## Extracted records
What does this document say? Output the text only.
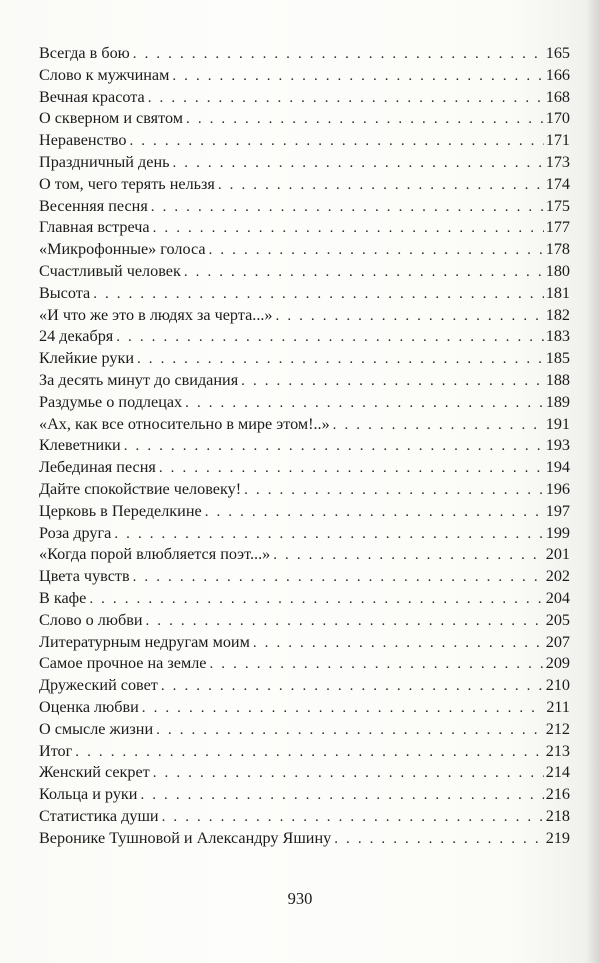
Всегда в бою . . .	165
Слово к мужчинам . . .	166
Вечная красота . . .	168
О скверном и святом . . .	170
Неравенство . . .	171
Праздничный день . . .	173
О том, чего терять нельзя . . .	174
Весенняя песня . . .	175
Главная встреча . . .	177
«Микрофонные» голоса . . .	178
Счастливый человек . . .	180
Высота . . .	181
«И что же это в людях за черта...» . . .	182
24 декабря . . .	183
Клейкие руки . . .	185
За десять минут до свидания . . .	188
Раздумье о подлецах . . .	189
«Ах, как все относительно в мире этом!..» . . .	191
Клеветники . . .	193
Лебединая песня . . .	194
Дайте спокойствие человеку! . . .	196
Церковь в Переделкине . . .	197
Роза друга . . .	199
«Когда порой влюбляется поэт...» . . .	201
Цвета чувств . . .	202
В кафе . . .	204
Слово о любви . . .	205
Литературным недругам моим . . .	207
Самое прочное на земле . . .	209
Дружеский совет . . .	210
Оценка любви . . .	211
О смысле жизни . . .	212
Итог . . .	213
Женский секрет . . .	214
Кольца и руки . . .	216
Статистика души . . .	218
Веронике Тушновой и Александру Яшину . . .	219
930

* * *

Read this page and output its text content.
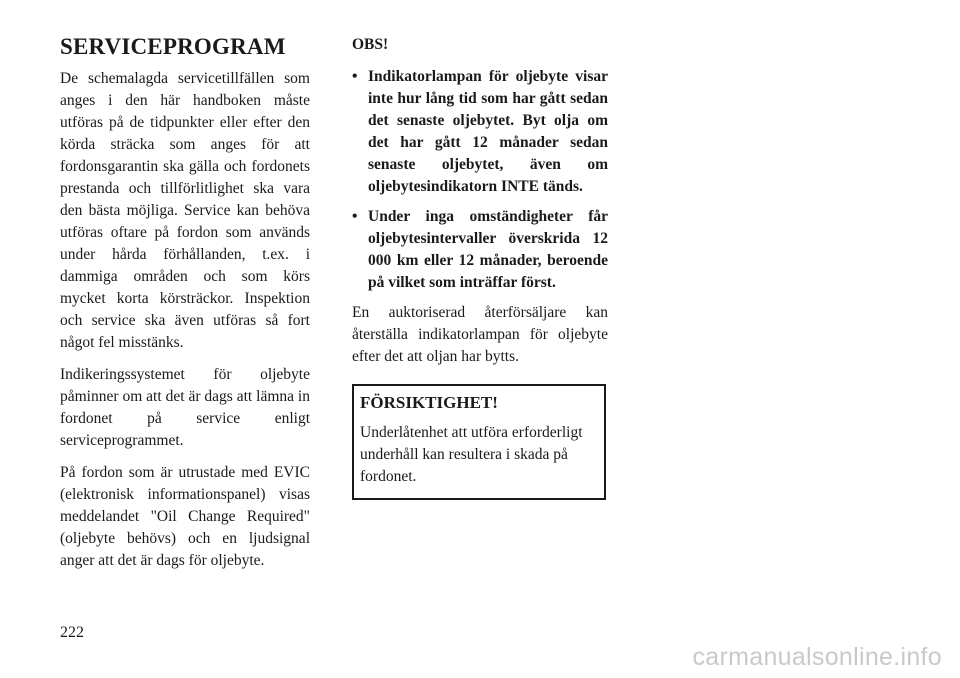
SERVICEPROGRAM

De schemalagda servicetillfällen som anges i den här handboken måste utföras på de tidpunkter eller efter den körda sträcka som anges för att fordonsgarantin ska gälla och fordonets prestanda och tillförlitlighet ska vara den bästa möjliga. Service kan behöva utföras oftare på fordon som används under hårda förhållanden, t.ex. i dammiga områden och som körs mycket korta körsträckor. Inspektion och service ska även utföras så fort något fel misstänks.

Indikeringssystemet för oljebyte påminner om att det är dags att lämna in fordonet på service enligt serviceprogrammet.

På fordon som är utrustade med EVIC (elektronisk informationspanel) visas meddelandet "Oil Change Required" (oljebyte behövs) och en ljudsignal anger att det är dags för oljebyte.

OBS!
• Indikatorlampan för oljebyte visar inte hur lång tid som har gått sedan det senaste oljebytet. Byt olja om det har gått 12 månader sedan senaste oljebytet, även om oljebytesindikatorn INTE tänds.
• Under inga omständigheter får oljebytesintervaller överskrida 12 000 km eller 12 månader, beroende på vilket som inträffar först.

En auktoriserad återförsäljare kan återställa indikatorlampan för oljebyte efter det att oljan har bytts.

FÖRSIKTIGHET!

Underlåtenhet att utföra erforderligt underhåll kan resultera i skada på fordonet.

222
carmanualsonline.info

## GIVEN TASK
Exactly how many lines contain "dags"? State the number and nothing else.

## TASK ANSWER
2